### [WHAT TO WORK ON]
Output the data that follows exactly, line for line.

### [RAW RECORDS]
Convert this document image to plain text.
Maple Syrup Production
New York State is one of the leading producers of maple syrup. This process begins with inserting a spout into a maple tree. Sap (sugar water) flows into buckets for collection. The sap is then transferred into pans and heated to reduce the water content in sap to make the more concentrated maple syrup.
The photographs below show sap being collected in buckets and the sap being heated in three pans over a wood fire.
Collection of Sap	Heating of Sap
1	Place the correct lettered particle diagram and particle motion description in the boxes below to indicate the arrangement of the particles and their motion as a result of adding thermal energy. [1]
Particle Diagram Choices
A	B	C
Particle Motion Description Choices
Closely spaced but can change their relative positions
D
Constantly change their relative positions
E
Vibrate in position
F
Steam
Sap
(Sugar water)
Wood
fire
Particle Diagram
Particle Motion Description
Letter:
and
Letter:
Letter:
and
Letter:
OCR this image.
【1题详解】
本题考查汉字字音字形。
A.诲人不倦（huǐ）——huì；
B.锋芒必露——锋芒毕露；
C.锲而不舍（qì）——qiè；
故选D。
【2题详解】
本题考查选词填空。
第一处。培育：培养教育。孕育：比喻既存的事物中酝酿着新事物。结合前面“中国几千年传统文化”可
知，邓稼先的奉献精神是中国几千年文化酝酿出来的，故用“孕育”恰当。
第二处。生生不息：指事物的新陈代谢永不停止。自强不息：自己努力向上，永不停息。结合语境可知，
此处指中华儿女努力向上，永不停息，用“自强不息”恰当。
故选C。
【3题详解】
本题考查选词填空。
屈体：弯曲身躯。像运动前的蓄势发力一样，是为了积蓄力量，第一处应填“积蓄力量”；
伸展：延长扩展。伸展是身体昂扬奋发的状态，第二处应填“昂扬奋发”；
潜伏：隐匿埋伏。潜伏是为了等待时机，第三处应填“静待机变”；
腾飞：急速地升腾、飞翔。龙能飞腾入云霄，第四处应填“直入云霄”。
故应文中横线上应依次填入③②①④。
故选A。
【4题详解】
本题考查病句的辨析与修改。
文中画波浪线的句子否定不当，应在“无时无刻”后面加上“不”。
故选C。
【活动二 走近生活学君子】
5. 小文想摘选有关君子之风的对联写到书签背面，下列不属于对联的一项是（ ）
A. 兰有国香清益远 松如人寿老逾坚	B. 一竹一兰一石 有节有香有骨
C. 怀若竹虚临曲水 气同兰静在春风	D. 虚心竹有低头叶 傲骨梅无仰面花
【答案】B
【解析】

### [WRITTEN ANSWER]
Convert this document image to plain text.
Maple Syrup Production
New York State is one of the leading producers of maple syrup. This process begins with inserting a spout into a maple tree. Sap (sugar water) flows into buckets for collection. The sap is then transferred into pans and heated to reduce the water content in sap to make the more concentrated maple syrup.
The photographs below show sap being collected in buckets and the sap being heated in three pans over a wood fire.
Collection of Sap	Heating of Sap
1	Place the correct lettered particle diagram and particle motion description in the boxes below to indicate the arrangement of the particles and their motion as a result of adding thermal energy. [1]
Particle Diagram Choices
A	B	C
Particle Motion Description Choices
Closely spaced but can change their relative positions
D
Constantly change their relative positions
E
Vibrate in position
F
Steam
Sap
(Sugar water)
Wood
fire
Particle Diagram
Particle Motion Description
Letter:
and
Letter:
Letter:
and
Letter:
OCR this image.
【1题详解】
本题考查汉字字音字形。
A.诲人不倦（huǐ）——huì；
B.锋芒必露——锋芒毕露；
C.锲而不舍（qì）——qiè；
故选D。
【2题详解】
本题考查选词填空。
第一处。培育：培养教育。孕育：比喻既存的事物中酝酿着新事物。结合前面“中国几千年传统文化”可
知，邓稼先的奉献精神是中国几千年文化酝酿出来的，故用“孕育”恰当。
第二处。生生不息：指事物的新陈代谢永不停止。自强不息：自己努力向上，永不停息。结合语境可知，
此处指中华儿女努力向上，永不停息，用“自强不息”恰当。
故选C。
【3题详解】
本题考查选词填空。
屈体：弯曲身躯。像运动前的蓄势发力一样，是为了积蓄力量，第一处应填“积蓄力量”；
伸展：延长扩展。伸展是身体昂扬奋发的状态，第二处应填“昂扬奋发”；
潜伏：隐匿埋伏。潜伏是为了等待时机，第三处应填“静待机变”；
腾飞：急速地升腾、飞翔。龙能飞腾入云霄，第四处应填“直入云霄”。
故应文中横线上应依次填入③②①④。
故选A。
【4题详解】
本题考查病句的辨析与修改。
文中画波浪线的句子否定不当，应在“无时无刻”后面加上“不”。
故选C。
【活动二 走近生活学君子】
5. 小文想摘选有关君子之风的对联写到书签背面，下列不属于对联的一项是（ ）
A. 兰有国香清益远 松如人寿老逾坚	B. 一竹一兰一石 有节有香有骨
C. 怀若竹虚临曲水 气同兰静在春风	D. 虚心竹有低头叶 傲骨梅无仰面花
【答案】B
【解析】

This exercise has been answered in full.